**WHAT NEEDS TO BE DONE**
Here are some records; copy every line that holds the word "xlabel".

=-=-=

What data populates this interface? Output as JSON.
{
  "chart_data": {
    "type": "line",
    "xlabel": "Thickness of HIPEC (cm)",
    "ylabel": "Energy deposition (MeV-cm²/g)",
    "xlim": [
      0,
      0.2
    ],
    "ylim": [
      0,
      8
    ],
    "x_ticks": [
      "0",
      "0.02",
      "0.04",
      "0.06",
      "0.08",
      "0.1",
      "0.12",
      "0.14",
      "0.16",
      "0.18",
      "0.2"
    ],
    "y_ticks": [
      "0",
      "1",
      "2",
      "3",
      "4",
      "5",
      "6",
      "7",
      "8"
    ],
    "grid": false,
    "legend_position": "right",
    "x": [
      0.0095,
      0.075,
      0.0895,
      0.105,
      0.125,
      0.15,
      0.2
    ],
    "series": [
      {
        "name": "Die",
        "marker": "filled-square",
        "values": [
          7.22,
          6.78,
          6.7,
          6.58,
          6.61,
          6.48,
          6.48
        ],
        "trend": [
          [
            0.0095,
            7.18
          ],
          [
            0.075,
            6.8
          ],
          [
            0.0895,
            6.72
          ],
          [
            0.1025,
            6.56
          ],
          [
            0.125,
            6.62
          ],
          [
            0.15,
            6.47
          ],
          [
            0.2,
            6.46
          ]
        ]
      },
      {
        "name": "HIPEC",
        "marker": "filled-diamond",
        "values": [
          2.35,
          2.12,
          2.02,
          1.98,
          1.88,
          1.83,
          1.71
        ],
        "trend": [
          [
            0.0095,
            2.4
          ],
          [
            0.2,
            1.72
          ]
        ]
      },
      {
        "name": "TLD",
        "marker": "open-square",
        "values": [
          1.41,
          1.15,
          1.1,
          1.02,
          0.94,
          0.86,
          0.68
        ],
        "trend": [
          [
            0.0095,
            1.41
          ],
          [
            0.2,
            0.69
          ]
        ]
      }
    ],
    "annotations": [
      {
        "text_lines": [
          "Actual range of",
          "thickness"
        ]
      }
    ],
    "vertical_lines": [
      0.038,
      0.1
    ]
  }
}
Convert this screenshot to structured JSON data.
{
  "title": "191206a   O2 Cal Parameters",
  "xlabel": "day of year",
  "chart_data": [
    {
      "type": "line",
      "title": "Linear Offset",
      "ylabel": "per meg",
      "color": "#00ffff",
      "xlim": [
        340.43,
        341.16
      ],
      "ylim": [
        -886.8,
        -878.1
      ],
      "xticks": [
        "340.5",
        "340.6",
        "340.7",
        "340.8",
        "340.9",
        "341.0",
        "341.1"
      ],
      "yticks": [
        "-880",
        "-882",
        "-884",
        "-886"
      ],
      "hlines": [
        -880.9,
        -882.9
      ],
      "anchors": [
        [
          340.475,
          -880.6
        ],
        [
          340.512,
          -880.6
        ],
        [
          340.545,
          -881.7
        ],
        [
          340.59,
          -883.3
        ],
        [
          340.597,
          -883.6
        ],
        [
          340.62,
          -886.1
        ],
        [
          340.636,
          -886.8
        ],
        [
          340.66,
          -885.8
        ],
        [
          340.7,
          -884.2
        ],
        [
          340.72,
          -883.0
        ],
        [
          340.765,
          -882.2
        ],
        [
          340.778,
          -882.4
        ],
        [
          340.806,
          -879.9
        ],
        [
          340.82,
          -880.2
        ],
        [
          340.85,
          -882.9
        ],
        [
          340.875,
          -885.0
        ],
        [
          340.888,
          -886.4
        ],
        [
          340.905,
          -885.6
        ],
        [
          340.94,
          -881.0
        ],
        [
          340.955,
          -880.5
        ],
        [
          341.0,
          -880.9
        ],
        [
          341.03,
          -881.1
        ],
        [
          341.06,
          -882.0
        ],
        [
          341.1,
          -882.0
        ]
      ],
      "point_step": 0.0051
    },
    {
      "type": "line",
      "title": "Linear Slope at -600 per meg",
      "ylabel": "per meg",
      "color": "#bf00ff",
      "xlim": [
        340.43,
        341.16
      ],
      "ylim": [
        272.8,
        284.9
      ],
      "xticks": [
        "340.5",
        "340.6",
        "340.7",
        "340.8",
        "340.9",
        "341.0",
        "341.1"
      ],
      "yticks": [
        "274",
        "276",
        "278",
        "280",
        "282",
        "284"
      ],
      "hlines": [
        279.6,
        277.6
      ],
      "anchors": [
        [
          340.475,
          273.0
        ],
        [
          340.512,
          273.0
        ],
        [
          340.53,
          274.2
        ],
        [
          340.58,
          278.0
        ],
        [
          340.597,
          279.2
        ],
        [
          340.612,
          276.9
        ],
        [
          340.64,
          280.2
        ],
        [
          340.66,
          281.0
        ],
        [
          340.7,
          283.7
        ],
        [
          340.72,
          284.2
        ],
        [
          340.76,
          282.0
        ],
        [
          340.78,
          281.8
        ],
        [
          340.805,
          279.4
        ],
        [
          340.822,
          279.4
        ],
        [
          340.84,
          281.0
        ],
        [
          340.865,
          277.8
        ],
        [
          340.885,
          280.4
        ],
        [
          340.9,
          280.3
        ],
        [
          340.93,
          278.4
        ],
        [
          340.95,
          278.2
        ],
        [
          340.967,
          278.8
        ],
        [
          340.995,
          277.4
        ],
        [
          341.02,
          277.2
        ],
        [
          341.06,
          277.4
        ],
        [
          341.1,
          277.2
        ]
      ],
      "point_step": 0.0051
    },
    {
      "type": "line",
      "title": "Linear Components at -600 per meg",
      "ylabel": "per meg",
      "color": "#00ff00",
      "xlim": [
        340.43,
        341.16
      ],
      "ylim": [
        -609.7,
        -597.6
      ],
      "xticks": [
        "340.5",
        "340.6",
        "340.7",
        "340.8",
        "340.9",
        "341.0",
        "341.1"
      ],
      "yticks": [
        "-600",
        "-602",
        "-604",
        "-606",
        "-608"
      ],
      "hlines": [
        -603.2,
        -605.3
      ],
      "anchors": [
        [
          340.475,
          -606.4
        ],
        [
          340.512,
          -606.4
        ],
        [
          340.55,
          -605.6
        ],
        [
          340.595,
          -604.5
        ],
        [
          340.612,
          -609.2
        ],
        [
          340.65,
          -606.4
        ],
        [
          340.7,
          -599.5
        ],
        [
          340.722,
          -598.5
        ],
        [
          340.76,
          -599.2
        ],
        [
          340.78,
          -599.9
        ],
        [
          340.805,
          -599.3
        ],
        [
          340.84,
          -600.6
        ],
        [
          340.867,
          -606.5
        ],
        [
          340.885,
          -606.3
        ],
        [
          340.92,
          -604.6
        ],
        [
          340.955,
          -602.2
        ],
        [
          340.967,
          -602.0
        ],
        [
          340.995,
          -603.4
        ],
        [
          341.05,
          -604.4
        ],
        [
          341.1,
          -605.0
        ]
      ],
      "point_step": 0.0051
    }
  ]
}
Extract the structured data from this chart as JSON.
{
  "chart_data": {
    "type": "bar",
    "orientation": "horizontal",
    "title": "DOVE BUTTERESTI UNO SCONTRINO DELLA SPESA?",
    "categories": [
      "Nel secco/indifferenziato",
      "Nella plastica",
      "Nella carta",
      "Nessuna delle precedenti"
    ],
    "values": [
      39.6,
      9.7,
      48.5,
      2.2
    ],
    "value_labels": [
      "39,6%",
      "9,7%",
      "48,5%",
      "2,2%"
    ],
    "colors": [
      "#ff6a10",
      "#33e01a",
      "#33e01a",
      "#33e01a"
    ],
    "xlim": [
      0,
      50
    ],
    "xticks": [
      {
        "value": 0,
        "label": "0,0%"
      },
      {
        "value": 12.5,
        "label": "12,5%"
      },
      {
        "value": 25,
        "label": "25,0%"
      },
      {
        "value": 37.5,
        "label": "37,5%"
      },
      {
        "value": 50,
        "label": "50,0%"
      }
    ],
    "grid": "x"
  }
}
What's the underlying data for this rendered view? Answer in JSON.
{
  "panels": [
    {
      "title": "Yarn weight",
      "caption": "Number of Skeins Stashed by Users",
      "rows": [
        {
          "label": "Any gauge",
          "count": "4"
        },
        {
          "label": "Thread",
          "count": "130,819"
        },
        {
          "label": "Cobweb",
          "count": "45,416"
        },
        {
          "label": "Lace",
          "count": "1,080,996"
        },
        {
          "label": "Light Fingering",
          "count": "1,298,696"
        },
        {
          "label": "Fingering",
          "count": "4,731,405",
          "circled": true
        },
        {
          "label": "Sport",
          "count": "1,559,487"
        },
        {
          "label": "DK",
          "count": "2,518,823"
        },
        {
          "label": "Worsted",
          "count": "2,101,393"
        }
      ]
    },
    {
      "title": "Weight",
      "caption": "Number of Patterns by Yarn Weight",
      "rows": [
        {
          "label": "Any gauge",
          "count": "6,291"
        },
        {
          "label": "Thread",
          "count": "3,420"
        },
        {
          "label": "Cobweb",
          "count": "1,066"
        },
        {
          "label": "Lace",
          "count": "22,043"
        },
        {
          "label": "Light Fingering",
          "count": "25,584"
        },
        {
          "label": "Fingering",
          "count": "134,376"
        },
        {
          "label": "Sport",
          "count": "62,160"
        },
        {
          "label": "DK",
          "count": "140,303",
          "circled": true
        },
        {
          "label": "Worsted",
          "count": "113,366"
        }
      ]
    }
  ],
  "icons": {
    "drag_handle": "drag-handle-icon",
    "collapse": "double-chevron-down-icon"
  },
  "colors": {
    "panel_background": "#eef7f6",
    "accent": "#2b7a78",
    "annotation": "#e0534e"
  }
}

=-=-=

**EXERCISE RESPONSE**
    "xlabel": "Thickness of HIPEC (cm)",
  "xlabel": "day of year",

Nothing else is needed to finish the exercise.